- [Set task]:
Using the listing below, please gather every line containing the word "index".

- [Items]:

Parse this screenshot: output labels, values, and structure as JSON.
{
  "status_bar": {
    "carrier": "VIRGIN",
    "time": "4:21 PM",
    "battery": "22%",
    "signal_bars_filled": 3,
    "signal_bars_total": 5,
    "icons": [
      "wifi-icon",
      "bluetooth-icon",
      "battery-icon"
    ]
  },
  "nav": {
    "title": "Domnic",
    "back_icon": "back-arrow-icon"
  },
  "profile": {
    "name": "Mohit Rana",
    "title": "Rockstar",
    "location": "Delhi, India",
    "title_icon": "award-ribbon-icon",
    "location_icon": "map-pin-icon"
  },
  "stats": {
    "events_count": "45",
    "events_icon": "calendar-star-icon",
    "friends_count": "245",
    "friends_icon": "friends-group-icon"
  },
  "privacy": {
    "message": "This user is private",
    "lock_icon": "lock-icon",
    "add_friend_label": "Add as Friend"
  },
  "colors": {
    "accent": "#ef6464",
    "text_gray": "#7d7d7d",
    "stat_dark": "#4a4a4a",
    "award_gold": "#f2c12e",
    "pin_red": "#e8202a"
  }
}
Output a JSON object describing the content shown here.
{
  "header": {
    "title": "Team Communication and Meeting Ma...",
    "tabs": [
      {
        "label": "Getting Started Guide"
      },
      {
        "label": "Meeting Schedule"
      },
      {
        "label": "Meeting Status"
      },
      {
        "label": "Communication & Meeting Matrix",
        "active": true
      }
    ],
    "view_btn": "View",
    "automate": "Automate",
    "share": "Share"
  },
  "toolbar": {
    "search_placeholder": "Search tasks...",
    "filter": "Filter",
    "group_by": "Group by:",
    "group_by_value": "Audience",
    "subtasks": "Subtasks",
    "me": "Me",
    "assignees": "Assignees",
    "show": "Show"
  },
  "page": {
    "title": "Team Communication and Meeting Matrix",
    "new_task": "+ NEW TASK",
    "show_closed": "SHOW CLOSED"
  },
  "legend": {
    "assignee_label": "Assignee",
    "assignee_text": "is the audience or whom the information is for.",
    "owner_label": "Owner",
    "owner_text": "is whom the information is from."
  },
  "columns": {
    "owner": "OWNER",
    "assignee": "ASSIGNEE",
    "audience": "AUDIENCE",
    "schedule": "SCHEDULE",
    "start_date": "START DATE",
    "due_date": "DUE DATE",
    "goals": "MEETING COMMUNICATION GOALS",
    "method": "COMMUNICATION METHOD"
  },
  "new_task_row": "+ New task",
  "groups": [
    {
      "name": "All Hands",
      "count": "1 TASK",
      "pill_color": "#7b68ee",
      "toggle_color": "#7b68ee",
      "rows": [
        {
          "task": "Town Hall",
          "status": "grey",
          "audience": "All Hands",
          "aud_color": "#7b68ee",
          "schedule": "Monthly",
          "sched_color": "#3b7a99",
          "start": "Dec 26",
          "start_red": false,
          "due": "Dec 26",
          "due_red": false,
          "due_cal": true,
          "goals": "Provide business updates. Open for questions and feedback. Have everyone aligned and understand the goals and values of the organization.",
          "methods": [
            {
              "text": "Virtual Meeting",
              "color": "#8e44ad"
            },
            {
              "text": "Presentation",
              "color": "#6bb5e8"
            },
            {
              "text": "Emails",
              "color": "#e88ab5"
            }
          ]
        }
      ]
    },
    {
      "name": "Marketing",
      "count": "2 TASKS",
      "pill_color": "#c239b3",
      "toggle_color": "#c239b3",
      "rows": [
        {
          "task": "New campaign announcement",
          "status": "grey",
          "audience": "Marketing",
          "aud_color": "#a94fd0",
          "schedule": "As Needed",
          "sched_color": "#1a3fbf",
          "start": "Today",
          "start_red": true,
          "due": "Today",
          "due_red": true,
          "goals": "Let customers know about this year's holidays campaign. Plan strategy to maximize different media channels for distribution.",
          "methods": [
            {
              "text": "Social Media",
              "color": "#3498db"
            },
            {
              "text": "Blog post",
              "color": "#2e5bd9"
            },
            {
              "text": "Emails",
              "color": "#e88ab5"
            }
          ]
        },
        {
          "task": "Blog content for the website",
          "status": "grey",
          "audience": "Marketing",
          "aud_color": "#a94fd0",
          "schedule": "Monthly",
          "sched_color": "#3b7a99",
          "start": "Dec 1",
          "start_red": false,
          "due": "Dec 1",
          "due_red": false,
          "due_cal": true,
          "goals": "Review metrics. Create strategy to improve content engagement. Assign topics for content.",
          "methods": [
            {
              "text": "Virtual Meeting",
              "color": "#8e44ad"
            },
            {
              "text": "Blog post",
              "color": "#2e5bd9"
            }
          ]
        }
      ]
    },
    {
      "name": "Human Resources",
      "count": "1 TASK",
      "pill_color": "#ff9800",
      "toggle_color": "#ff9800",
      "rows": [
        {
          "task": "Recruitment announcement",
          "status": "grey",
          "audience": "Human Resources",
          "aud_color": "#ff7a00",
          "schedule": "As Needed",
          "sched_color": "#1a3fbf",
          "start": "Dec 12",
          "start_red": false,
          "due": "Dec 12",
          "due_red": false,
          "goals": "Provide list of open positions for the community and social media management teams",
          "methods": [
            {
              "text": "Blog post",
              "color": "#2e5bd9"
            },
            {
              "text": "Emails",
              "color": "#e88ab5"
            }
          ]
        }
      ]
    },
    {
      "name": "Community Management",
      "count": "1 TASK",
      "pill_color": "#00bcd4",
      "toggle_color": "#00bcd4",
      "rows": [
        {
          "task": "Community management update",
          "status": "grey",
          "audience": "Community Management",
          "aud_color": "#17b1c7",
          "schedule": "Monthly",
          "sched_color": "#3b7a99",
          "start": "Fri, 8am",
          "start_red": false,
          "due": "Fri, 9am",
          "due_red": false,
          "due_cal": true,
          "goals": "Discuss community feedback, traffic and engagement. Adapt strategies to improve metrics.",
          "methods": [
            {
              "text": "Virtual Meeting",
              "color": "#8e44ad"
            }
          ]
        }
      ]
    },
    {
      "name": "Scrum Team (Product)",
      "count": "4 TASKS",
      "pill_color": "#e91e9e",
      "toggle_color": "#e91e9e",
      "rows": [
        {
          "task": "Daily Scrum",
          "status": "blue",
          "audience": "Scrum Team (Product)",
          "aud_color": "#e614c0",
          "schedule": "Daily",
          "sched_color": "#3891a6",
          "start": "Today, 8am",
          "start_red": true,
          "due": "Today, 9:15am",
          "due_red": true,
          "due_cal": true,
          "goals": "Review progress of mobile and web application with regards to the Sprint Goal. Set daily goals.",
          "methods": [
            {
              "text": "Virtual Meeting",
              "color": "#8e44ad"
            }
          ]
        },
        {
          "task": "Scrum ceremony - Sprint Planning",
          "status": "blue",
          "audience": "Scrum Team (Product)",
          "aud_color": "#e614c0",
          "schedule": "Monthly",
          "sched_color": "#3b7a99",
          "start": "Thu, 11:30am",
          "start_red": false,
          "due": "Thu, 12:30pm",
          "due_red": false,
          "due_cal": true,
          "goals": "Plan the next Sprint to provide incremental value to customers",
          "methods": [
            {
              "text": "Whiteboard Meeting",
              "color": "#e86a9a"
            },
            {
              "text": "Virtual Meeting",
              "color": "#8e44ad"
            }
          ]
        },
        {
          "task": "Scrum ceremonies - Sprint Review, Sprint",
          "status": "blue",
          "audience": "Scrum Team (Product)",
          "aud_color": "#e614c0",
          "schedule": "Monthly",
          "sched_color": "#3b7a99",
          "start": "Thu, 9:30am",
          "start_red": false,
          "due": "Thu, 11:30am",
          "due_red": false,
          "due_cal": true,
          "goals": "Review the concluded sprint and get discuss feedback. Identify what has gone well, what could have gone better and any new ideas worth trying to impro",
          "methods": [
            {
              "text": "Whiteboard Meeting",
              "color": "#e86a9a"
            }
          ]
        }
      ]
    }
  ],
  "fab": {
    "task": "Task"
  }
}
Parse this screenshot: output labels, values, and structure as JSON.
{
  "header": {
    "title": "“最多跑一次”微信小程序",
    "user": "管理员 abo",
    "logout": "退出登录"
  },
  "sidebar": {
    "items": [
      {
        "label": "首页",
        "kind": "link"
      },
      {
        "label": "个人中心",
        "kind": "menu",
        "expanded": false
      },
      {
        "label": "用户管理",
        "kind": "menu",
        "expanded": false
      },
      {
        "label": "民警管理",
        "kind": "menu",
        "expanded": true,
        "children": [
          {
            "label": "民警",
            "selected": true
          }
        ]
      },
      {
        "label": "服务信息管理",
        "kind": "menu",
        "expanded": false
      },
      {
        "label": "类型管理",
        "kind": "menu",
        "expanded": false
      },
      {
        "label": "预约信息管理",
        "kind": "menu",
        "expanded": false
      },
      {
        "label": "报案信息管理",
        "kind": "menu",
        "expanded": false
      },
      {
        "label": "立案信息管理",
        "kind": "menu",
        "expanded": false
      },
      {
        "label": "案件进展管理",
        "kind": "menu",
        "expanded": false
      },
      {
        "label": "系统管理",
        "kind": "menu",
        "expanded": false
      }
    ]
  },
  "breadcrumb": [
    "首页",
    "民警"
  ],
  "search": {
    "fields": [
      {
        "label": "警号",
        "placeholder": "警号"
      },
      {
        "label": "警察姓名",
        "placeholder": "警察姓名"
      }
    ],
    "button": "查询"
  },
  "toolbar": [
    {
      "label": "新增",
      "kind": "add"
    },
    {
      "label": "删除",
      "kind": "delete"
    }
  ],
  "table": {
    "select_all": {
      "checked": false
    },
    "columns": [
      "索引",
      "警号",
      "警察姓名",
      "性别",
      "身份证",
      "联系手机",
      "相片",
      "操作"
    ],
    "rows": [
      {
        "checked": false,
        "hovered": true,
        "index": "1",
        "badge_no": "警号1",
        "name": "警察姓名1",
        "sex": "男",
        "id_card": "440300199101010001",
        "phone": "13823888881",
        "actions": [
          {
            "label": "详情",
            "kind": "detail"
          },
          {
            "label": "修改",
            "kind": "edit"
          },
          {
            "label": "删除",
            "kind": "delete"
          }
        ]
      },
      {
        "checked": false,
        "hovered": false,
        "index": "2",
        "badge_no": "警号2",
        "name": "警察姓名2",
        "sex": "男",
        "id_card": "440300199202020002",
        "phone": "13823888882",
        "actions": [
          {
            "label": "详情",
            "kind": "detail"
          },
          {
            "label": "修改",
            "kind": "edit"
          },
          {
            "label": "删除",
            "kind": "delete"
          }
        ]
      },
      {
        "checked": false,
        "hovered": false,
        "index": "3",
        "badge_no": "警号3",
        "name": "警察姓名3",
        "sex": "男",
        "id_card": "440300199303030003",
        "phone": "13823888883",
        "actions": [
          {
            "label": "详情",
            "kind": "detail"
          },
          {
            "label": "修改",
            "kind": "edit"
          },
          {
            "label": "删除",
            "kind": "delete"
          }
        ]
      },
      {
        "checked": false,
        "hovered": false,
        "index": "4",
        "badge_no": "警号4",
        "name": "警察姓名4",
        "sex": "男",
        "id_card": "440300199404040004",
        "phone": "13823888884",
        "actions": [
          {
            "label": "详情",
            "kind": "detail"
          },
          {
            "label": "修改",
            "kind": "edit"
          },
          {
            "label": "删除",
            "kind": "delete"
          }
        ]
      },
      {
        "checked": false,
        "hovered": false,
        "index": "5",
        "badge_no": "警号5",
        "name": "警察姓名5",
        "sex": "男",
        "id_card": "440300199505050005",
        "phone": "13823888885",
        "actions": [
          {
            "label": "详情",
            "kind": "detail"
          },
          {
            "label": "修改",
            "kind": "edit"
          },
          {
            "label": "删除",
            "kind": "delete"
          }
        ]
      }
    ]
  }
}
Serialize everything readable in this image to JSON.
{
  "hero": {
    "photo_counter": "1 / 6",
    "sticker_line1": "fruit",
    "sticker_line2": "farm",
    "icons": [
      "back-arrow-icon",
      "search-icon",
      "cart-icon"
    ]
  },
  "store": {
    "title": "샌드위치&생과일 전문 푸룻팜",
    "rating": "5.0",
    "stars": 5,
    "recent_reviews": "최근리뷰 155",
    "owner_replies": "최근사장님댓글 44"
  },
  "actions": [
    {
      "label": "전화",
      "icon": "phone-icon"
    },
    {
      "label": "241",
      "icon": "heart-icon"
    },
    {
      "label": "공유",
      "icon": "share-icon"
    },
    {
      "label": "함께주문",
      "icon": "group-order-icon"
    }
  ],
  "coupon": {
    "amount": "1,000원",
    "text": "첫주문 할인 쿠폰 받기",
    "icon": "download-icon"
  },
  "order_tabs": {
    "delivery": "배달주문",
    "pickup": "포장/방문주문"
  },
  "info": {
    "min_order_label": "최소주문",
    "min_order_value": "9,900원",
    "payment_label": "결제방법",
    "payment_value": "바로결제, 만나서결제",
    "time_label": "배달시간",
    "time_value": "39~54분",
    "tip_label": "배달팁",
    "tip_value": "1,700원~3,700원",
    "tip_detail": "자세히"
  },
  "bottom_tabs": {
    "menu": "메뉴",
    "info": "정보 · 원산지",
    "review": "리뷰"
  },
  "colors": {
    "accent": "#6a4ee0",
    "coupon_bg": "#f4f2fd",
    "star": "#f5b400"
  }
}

- [Full solution]:
        "index": "1",
        "index": "2",
        "index": "3",
        "index": "4",
        "index": "5",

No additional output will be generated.